Output each entry verbatim and exclude every picture from it.
######
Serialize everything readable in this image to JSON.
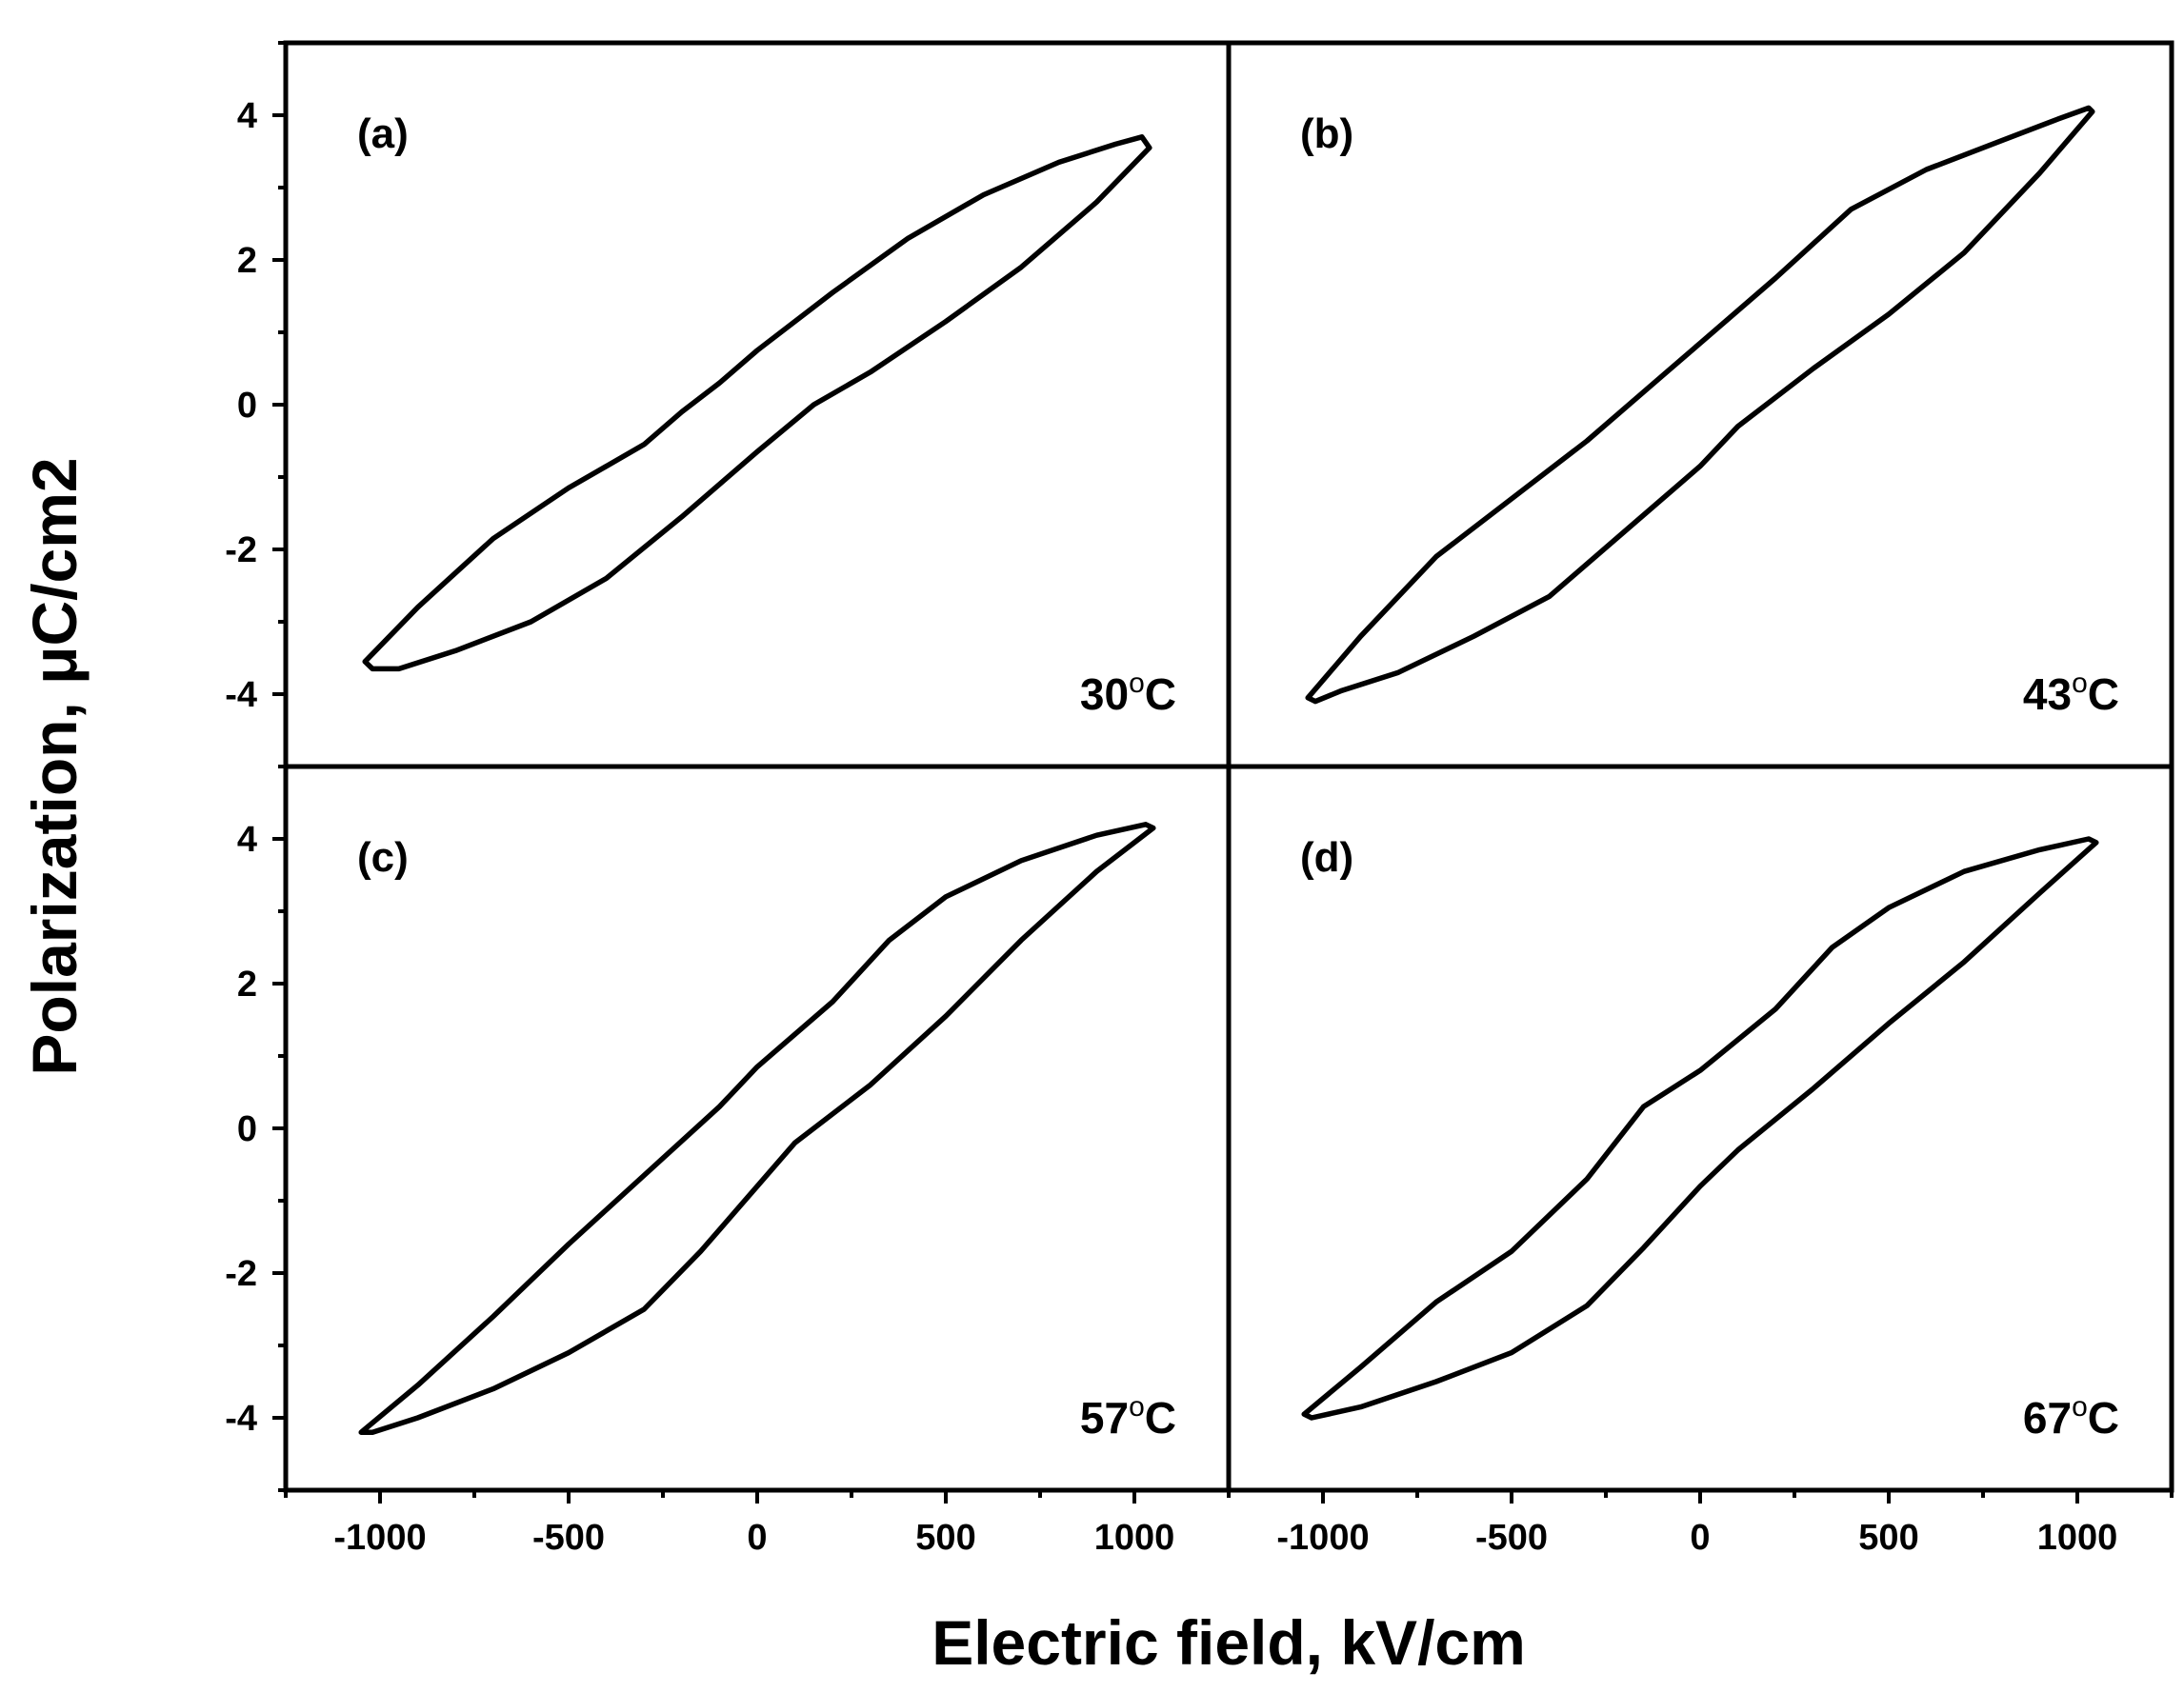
{
  "chart_data": {
    "type": "line",
    "layout": "2x2 shared axes",
    "xlabel": "Electric field, kV/cm",
    "ylabel": "Polarization, μC/cm2",
    "x_range_left": [
      -1250,
      1250
    ],
    "x_range_right": [
      -1250,
      1250
    ],
    "ylim_top": [
      -5,
      5
    ],
    "ylim_bottom": [
      -5,
      5
    ],
    "x_ticks": [
      -1000,
      -500,
      0,
      500,
      1000
    ],
    "x_tick_labels": [
      "-1000",
      "-500",
      "0",
      "500",
      "1000"
    ],
    "y_ticks": [
      -4,
      -2,
      0,
      2,
      4
    ],
    "y_tick_labels": [
      "-4",
      "-2",
      "0",
      "2",
      "4"
    ],
    "grid": false,
    "panels": [
      {
        "tag": "(a)",
        "temperature": "30°C",
        "temp_number": "30",
        "temp_unit": "C",
        "upper_branch": [
          [
            -1040,
            -3.55
          ],
          [
            -900,
            -2.8
          ],
          [
            -700,
            -1.85
          ],
          [
            -500,
            -1.15
          ],
          [
            -300,
            -0.55
          ],
          [
            -200,
            -0.1
          ],
          [
            -100,
            0.3
          ],
          [
            0,
            0.75
          ],
          [
            200,
            1.55
          ],
          [
            400,
            2.3
          ],
          [
            600,
            2.9
          ],
          [
            800,
            3.35
          ],
          [
            950,
            3.6
          ],
          [
            1020,
            3.7
          ],
          [
            1040,
            3.55
          ]
        ],
        "lower_branch": [
          [
            1040,
            3.55
          ],
          [
            900,
            2.8
          ],
          [
            700,
            1.9
          ],
          [
            500,
            1.15
          ],
          [
            300,
            0.45
          ],
          [
            150,
            0.0
          ],
          [
            0,
            -0.65
          ],
          [
            -200,
            -1.55
          ],
          [
            -400,
            -2.4
          ],
          [
            -600,
            -3.0
          ],
          [
            -800,
            -3.4
          ],
          [
            -950,
            -3.65
          ],
          [
            -1020,
            -3.65
          ],
          [
            -1040,
            -3.55
          ]
        ]
      },
      {
        "tag": "(b)",
        "temperature": "43°C",
        "temp_number": "43",
        "temp_unit": "C",
        "upper_branch": [
          [
            -1040,
            -4.05
          ],
          [
            -900,
            -3.2
          ],
          [
            -700,
            -2.1
          ],
          [
            -500,
            -1.3
          ],
          [
            -300,
            -0.5
          ],
          [
            -100,
            0.4
          ],
          [
            0,
            0.85
          ],
          [
            200,
            1.75
          ],
          [
            400,
            2.7
          ],
          [
            600,
            3.25
          ],
          [
            800,
            3.65
          ],
          [
            950,
            3.95
          ],
          [
            1030,
            4.1
          ],
          [
            1040,
            4.05
          ]
        ],
        "lower_branch": [
          [
            1040,
            4.05
          ],
          [
            900,
            3.2
          ],
          [
            700,
            2.1
          ],
          [
            500,
            1.25
          ],
          [
            300,
            0.5
          ],
          [
            100,
            -0.3
          ],
          [
            0,
            -0.85
          ],
          [
            -200,
            -1.75
          ],
          [
            -400,
            -2.65
          ],
          [
            -600,
            -3.2
          ],
          [
            -800,
            -3.7
          ],
          [
            -950,
            -3.95
          ],
          [
            -1020,
            -4.1
          ],
          [
            -1040,
            -4.05
          ]
        ]
      },
      {
        "tag": "(c)",
        "temperature": "57°C",
        "temp_number": "57",
        "temp_unit": "C",
        "upper_branch": [
          [
            -1050,
            -4.2
          ],
          [
            -900,
            -3.55
          ],
          [
            -700,
            -2.6
          ],
          [
            -500,
            -1.6
          ],
          [
            -300,
            -0.65
          ],
          [
            -100,
            0.3
          ],
          [
            0,
            0.85
          ],
          [
            200,
            1.75
          ],
          [
            350,
            2.6
          ],
          [
            500,
            3.2
          ],
          [
            700,
            3.7
          ],
          [
            900,
            4.05
          ],
          [
            1030,
            4.2
          ],
          [
            1050,
            4.15
          ]
        ],
        "lower_branch": [
          [
            1050,
            4.15
          ],
          [
            900,
            3.55
          ],
          [
            700,
            2.6
          ],
          [
            500,
            1.55
          ],
          [
            300,
            0.6
          ],
          [
            100,
            -0.2
          ],
          [
            0,
            -0.8
          ],
          [
            -150,
            -1.7
          ],
          [
            -300,
            -2.5
          ],
          [
            -500,
            -3.1
          ],
          [
            -700,
            -3.6
          ],
          [
            -900,
            -4.0
          ],
          [
            -1020,
            -4.2
          ],
          [
            -1050,
            -4.2
          ]
        ]
      },
      {
        "tag": "(d)",
        "temperature": "67°C",
        "temp_number": "67",
        "temp_unit": "C",
        "upper_branch": [
          [
            -1050,
            -3.95
          ],
          [
            -900,
            -3.3
          ],
          [
            -700,
            -2.4
          ],
          [
            -500,
            -1.7
          ],
          [
            -300,
            -0.7
          ],
          [
            -150,
            0.3
          ],
          [
            0,
            0.8
          ],
          [
            200,
            1.65
          ],
          [
            350,
            2.5
          ],
          [
            500,
            3.05
          ],
          [
            700,
            3.55
          ],
          [
            900,
            3.85
          ],
          [
            1030,
            4.0
          ],
          [
            1050,
            3.95
          ]
        ],
        "lower_branch": [
          [
            1050,
            3.95
          ],
          [
            900,
            3.25
          ],
          [
            700,
            2.3
          ],
          [
            500,
            1.45
          ],
          [
            300,
            0.55
          ],
          [
            100,
            -0.3
          ],
          [
            0,
            -0.8
          ],
          [
            -150,
            -1.65
          ],
          [
            -300,
            -2.45
          ],
          [
            -500,
            -3.1
          ],
          [
            -700,
            -3.5
          ],
          [
            -900,
            -3.85
          ],
          [
            -1030,
            -4.0
          ],
          [
            -1050,
            -3.95
          ]
        ]
      }
    ]
  }
}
######
Solution to this exercise =>
Serialize everything readable in this image to JSON.
{
  "chart_data": {
    "type": "line",
    "layout": "2x2 shared axes",
    "xlabel": "Electric field, kV/cm",
    "ylabel": "Polarization, μC/cm2",
    "x_range_left": [
      -1250,
      1250
    ],
    "x_range_right": [
      -1250,
      1250
    ],
    "ylim_top": [
      -5,
      5
    ],
    "ylim_bottom": [
      -5,
      5
    ],
    "x_ticks": [
      -1000,
      -500,
      0,
      500,
      1000
    ],
    "x_tick_labels": [
      "-1000",
      "-500",
      "0",
      "500",
      "1000"
    ],
    "y_ticks": [
      -4,
      -2,
      0,
      2,
      4
    ],
    "y_tick_labels": [
      "-4",
      "-2",
      "0",
      "2",
      "4"
    ],
    "grid": false,
    "panels": [
      {
        "tag": "(a)",
        "temperature": "30°C",
        "temp_number": "30",
        "temp_unit": "C",
        "upper_branch": [
          [
            -1040,
            -3.55
          ],
          [
            -900,
            -2.8
          ],
          [
            -700,
            -1.85
          ],
          [
            -500,
            -1.15
          ],
          [
            -300,
            -0.55
          ],
          [
            -200,
            -0.1
          ],
          [
            -100,
            0.3
          ],
          [
            0,
            0.75
          ],
          [
            200,
            1.55
          ],
          [
            400,
            2.3
          ],
          [
            600,
            2.9
          ],
          [
            800,
            3.35
          ],
          [
            950,
            3.6
          ],
          [
            1020,
            3.7
          ],
          [
            1040,
            3.55
          ]
        ],
        "lower_branch": [
          [
            1040,
            3.55
          ],
          [
            900,
            2.8
          ],
          [
            700,
            1.9
          ],
          [
            500,
            1.15
          ],
          [
            300,
            0.45
          ],
          [
            150,
            0.0
          ],
          [
            0,
            -0.65
          ],
          [
            -200,
            -1.55
          ],
          [
            -400,
            -2.4
          ],
          [
            -600,
            -3.0
          ],
          [
            -800,
            -3.4
          ],
          [
            -950,
            -3.65
          ],
          [
            -1020,
            -3.65
          ],
          [
            -1040,
            -3.55
          ]
        ]
      },
      {
        "tag": "(b)",
        "temperature": "43°C",
        "temp_number": "43",
        "temp_unit": "C",
        "upper_branch": [
          [
            -1040,
            -4.05
          ],
          [
            -900,
            -3.2
          ],
          [
            -700,
            -2.1
          ],
          [
            -500,
            -1.3
          ],
          [
            -300,
            -0.5
          ],
          [
            -100,
            0.4
          ],
          [
            0,
            0.85
          ],
          [
            200,
            1.75
          ],
          [
            400,
            2.7
          ],
          [
            600,
            3.25
          ],
          [
            800,
            3.65
          ],
          [
            950,
            3.95
          ],
          [
            1030,
            4.1
          ],
          [
            1040,
            4.05
          ]
        ],
        "lower_branch": [
          [
            1040,
            4.05
          ],
          [
            900,
            3.2
          ],
          [
            700,
            2.1
          ],
          [
            500,
            1.25
          ],
          [
            300,
            0.5
          ],
          [
            100,
            -0.3
          ],
          [
            0,
            -0.85
          ],
          [
            -200,
            -1.75
          ],
          [
            -400,
            -2.65
          ],
          [
            -600,
            -3.2
          ],
          [
            -800,
            -3.7
          ],
          [
            -950,
            -3.95
          ],
          [
            -1020,
            -4.1
          ],
          [
            -1040,
            -4.05
          ]
        ]
      },
      {
        "tag": "(c)",
        "temperature": "57°C",
        "temp_number": "57",
        "temp_unit": "C",
        "upper_branch": [
          [
            -1050,
            -4.2
          ],
          [
            -900,
            -3.55
          ],
          [
            -700,
            -2.6
          ],
          [
            -500,
            -1.6
          ],
          [
            -300,
            -0.65
          ],
          [
            -100,
            0.3
          ],
          [
            0,
            0.85
          ],
          [
            200,
            1.75
          ],
          [
            350,
            2.6
          ],
          [
            500,
            3.2
          ],
          [
            700,
            3.7
          ],
          [
            900,
            4.05
          ],
          [
            1030,
            4.2
          ],
          [
            1050,
            4.15
          ]
        ],
        "lower_branch": [
          [
            1050,
            4.15
          ],
          [
            900,
            3.55
          ],
          [
            700,
            2.6
          ],
          [
            500,
            1.55
          ],
          [
            300,
            0.6
          ],
          [
            100,
            -0.2
          ],
          [
            0,
            -0.8
          ],
          [
            -150,
            -1.7
          ],
          [
            -300,
            -2.5
          ],
          [
            -500,
            -3.1
          ],
          [
            -700,
            -3.6
          ],
          [
            -900,
            -4.0
          ],
          [
            -1020,
            -4.2
          ],
          [
            -1050,
            -4.2
          ]
        ]
      },
      {
        "tag": "(d)",
        "temperature": "67°C",
        "temp_number": "67",
        "temp_unit": "C",
        "upper_branch": [
          [
            -1050,
            -3.95
          ],
          [
            -900,
            -3.3
          ],
          [
            -700,
            -2.4
          ],
          [
            -500,
            -1.7
          ],
          [
            -300,
            -0.7
          ],
          [
            -150,
            0.3
          ],
          [
            0,
            0.8
          ],
          [
            200,
            1.65
          ],
          [
            350,
            2.5
          ],
          [
            500,
            3.05
          ],
          [
            700,
            3.55
          ],
          [
            900,
            3.85
          ],
          [
            1030,
            4.0
          ],
          [
            1050,
            3.95
          ]
        ],
        "lower_branch": [
          [
            1050,
            3.95
          ],
          [
            900,
            3.25
          ],
          [
            700,
            2.3
          ],
          [
            500,
            1.45
          ],
          [
            300,
            0.55
          ],
          [
            100,
            -0.3
          ],
          [
            0,
            -0.8
          ],
          [
            -150,
            -1.65
          ],
          [
            -300,
            -2.45
          ],
          [
            -500,
            -3.1
          ],
          [
            -700,
            -3.5
          ],
          [
            -900,
            -3.85
          ],
          [
            -1030,
            -4.0
          ],
          [
            -1050,
            -3.95
          ]
        ]
      }
    ]
  }
}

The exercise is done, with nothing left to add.